§ Records

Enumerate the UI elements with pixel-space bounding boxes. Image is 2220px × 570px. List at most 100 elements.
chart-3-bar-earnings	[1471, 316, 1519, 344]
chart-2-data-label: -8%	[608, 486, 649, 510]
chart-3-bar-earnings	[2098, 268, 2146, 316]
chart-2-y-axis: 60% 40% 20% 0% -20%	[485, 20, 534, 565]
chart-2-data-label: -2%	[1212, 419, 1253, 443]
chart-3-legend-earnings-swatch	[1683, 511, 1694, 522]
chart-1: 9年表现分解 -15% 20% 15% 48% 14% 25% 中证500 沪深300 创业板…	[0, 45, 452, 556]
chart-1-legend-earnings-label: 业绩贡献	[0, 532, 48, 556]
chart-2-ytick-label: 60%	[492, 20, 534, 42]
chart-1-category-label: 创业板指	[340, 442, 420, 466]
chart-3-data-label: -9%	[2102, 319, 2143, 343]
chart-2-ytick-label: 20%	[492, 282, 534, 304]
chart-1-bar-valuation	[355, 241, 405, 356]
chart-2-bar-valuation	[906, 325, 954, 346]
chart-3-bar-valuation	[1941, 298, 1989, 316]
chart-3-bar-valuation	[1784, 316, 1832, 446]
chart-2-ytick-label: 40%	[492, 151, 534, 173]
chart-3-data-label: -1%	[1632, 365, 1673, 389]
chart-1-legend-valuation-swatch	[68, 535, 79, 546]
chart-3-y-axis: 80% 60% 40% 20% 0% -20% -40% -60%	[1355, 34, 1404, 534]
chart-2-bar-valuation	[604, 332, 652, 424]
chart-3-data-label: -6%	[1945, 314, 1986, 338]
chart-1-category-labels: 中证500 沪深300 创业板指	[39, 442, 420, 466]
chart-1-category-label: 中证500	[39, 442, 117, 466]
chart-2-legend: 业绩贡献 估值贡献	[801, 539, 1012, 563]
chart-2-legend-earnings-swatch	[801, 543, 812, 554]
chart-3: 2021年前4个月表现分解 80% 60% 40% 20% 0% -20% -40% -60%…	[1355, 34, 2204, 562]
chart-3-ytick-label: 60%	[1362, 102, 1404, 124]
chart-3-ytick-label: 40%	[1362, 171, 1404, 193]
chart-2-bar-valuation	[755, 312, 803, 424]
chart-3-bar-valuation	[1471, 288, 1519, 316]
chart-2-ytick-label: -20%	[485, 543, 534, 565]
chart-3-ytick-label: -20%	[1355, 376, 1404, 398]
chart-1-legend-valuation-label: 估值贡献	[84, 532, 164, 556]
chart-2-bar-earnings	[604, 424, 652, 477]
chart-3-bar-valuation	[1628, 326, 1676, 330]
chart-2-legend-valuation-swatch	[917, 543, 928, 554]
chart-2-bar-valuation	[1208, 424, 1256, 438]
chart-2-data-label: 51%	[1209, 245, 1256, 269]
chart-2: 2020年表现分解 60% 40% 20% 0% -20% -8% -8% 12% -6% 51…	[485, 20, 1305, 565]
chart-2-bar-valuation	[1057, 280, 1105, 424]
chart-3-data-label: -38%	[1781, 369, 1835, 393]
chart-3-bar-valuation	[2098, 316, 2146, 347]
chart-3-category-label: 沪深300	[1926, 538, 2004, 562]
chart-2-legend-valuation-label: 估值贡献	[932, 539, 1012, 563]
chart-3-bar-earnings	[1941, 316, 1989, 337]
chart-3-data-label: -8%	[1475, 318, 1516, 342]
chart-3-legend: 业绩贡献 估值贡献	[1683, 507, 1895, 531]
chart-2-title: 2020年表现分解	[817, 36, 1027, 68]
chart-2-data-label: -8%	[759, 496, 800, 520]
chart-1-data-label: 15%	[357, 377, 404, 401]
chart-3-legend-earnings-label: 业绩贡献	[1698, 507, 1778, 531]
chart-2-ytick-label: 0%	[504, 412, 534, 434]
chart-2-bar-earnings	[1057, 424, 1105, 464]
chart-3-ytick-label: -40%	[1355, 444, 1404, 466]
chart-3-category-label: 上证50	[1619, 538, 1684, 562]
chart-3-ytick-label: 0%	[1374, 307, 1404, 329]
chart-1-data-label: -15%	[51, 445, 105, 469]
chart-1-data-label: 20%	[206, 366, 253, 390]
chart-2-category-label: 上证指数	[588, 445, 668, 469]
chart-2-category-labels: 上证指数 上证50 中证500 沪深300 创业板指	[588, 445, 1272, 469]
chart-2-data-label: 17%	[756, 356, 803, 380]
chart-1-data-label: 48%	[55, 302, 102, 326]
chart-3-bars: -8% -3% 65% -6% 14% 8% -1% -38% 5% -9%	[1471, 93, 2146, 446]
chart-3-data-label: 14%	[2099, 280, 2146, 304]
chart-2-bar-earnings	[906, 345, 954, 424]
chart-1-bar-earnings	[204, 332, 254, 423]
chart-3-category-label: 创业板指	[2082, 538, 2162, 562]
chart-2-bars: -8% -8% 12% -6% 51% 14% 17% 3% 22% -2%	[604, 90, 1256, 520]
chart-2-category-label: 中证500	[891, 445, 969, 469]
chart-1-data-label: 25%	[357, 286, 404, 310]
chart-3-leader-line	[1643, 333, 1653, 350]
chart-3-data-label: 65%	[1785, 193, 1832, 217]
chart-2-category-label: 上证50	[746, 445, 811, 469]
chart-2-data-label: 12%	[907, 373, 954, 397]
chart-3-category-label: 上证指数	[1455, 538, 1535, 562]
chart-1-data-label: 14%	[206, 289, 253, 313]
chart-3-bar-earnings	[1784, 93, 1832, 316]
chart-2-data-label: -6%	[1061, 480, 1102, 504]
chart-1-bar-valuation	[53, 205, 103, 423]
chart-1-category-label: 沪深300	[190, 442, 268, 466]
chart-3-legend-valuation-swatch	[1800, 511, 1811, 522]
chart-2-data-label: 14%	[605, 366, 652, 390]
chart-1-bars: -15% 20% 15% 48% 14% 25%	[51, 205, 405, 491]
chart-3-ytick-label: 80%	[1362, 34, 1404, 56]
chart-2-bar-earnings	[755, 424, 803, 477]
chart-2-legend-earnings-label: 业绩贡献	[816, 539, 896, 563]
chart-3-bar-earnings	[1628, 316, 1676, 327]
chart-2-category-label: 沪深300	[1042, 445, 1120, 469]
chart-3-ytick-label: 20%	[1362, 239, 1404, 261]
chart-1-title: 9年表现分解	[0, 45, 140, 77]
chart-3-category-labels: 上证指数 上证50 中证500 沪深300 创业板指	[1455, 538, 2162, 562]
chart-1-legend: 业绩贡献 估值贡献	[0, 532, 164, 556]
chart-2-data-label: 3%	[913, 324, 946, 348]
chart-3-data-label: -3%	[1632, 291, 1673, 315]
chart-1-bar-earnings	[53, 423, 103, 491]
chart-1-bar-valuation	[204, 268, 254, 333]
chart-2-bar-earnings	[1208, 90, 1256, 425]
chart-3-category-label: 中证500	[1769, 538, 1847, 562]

§ Aim of the exercise
Please reproduce all of the data above, line for line, with no changes.

§ Result
Enumerate the UI elements with pixel-space bounding boxes. Image is 2220px × 570px. List at most 100 elements.
chart-3-bar-earnings	[1471, 316, 1519, 344]
chart-2-data-label: -8%	[608, 486, 649, 510]
chart-3-bar-earnings	[2098, 268, 2146, 316]
chart-2-y-axis: 60% 40% 20% 0% -20%	[485, 20, 534, 565]
chart-2-data-label: -2%	[1212, 419, 1253, 443]
chart-3-legend-earnings-swatch	[1683, 511, 1694, 522]
chart-1: 9年表现分解 -15% 20% 15% 48% 14% 25% 中证500 沪深300 创业板…	[0, 45, 452, 556]
chart-1-legend-earnings-label: 业绩贡献	[0, 532, 48, 556]
chart-2-ytick-label: 60%	[492, 20, 534, 42]
chart-1-category-label: 创业板指	[340, 442, 420, 466]
chart-3-data-label: -9%	[2102, 319, 2143, 343]
chart-2-ytick-label: 20%	[492, 282, 534, 304]
chart-1-bar-valuation	[355, 241, 405, 356]
chart-2-bar-valuation	[906, 325, 954, 346]
chart-3-bar-valuation	[1941, 298, 1989, 316]
chart-3-bar-valuation	[1784, 316, 1832, 446]
chart-2-ytick-label: 40%	[492, 151, 534, 173]
chart-3-data-label: -1%	[1632, 365, 1673, 389]
chart-1-legend-valuation-swatch	[68, 535, 79, 546]
chart-3-y-axis: 80% 60% 40% 20% 0% -20% -40% -60%	[1355, 34, 1404, 534]
chart-2-bar-valuation	[604, 332, 652, 424]
chart-3-data-label: -6%	[1945, 314, 1986, 338]
chart-1-category-labels: 中证500 沪深300 创业板指	[39, 442, 420, 466]
chart-1-category-label: 中证500	[39, 442, 117, 466]
chart-2-legend: 业绩贡献 估值贡献	[801, 539, 1012, 563]
chart-2-legend-earnings-swatch	[801, 543, 812, 554]
chart-3: 2021年前4个月表现分解 80% 60% 40% 20% 0% -20% -40% -60%…	[1355, 34, 2204, 562]
chart-3-ytick-label: 60%	[1362, 102, 1404, 124]
chart-3-ytick-label: 40%	[1362, 171, 1404, 193]
chart-2-bar-valuation	[755, 312, 803, 424]
chart-3-bar-valuation	[1471, 288, 1519, 316]
chart-2-ytick-label: -20%	[485, 543, 534, 565]
chart-3-ytick-label: -20%	[1355, 376, 1404, 398]
chart-1-legend-valuation-label: 估值贡献	[84, 532, 164, 556]
chart-2-bar-earnings	[604, 424, 652, 477]
chart-3-bar-valuation	[1628, 326, 1676, 330]
chart-2-legend-valuation-swatch	[917, 543, 928, 554]
chart-2-bar-valuation	[1208, 424, 1256, 438]
chart-2-data-label: 51%	[1209, 245, 1256, 269]
chart-2: 2020年表现分解 60% 40% 20% 0% -20% -8% -8% 12% -6% 51…	[485, 20, 1305, 565]
chart-2-bar-valuation	[1057, 280, 1105, 424]
chart-3-data-label: -38%	[1781, 369, 1835, 393]
chart-3-bar-valuation	[2098, 316, 2146, 347]
chart-3-category-label: 沪深300	[1926, 538, 2004, 562]
chart-2-legend-valuation-label: 估值贡献	[932, 539, 1012, 563]
chart-3-bar-earnings	[1941, 316, 1989, 337]
chart-3-data-label: -8%	[1475, 318, 1516, 342]
chart-3-legend: 业绩贡献 估值贡献	[1683, 507, 1895, 531]
chart-2-title: 2020年表现分解	[817, 36, 1027, 68]
chart-2-data-label: -8%	[759, 496, 800, 520]
chart-1-data-label: 15%	[357, 377, 404, 401]
chart-3-legend-earnings-label: 业绩贡献	[1698, 507, 1778, 531]
chart-2-ytick-label: 0%	[504, 412, 534, 434]
chart-2-bar-earnings	[1057, 424, 1105, 464]
chart-3-ytick-label: -40%	[1355, 444, 1404, 466]
chart-3-category-label: 上证50	[1619, 538, 1684, 562]
chart-3-ytick-label: 0%	[1374, 307, 1404, 329]
chart-1-data-label: -15%	[51, 445, 105, 469]
chart-1-data-label: 20%	[206, 366, 253, 390]
chart-2-category-label: 上证指数	[588, 445, 668, 469]
chart-2-category-labels: 上证指数 上证50 中证500 沪深300 创业板指	[588, 445, 1272, 469]
chart-2-data-label: 17%	[756, 356, 803, 380]
chart-1-data-label: 48%	[55, 302, 102, 326]
chart-3-bars: -8% -3% 65% -6% 14% 8% -1% -38% 5% -9%	[1471, 93, 2146, 446]
chart-3-data-label: 14%	[2099, 280, 2146, 304]
chart-2-bar-earnings	[906, 345, 954, 424]
chart-1-bar-earnings	[204, 332, 254, 423]
chart-3-category-label: 创业板指	[2082, 538, 2162, 562]
chart-2-bars: -8% -8% 12% -6% 51% 14% 17% 3% 22% -2%	[604, 90, 1256, 520]
chart-2-category-label: 中证500	[891, 445, 969, 469]
chart-1-data-label: 25%	[357, 286, 404, 310]
chart-3-leader-line	[1643, 333, 1653, 350]
chart-3-data-label: 65%	[1785, 193, 1832, 217]
chart-2-category-label: 上证50	[746, 445, 811, 469]
chart-2-data-label: 12%	[907, 373, 954, 397]
chart-3-category-label: 上证指数	[1455, 538, 1535, 562]
chart-1-data-label: 14%	[206, 289, 253, 313]
chart-3-bar-earnings	[1784, 93, 1832, 316]
chart-2-data-label: -6%	[1061, 480, 1102, 504]
chart-1-bar-valuation	[53, 205, 103, 423]
chart-1-category-label: 沪深300	[190, 442, 268, 466]
chart-3-legend-valuation-swatch	[1800, 511, 1811, 522]
chart-2-data-label: 14%	[605, 366, 652, 390]
chart-1-bars: -15% 20% 15% 48% 14% 25%	[51, 205, 405, 491]
chart-3-ytick-label: 80%	[1362, 34, 1404, 56]
chart-2-bar-earnings	[755, 424, 803, 477]
chart-2-legend-earnings-label: 业绩贡献	[816, 539, 896, 563]
chart-3-bar-earnings	[1628, 316, 1676, 327]
chart-2-category-label: 沪深300	[1042, 445, 1120, 469]
chart-3-ytick-label: 20%	[1362, 239, 1404, 261]
chart-1-title: 9年表现分解	[0, 45, 140, 77]
chart-3-category-labels: 上证指数 上证50 中证500 沪深300 创业板指	[1455, 538, 2162, 562]
chart-1-legend: 业绩贡献 估值贡献	[0, 532, 164, 556]
chart-2-data-label: 3%	[913, 324, 946, 348]
chart-3-data-label: -3%	[1632, 291, 1673, 315]
chart-1-bar-earnings	[53, 423, 103, 491]
chart-1-bar-valuation	[204, 268, 254, 333]
chart-2-bar-earnings	[1208, 90, 1256, 425]
chart-3-category-label: 中证500	[1769, 538, 1847, 562]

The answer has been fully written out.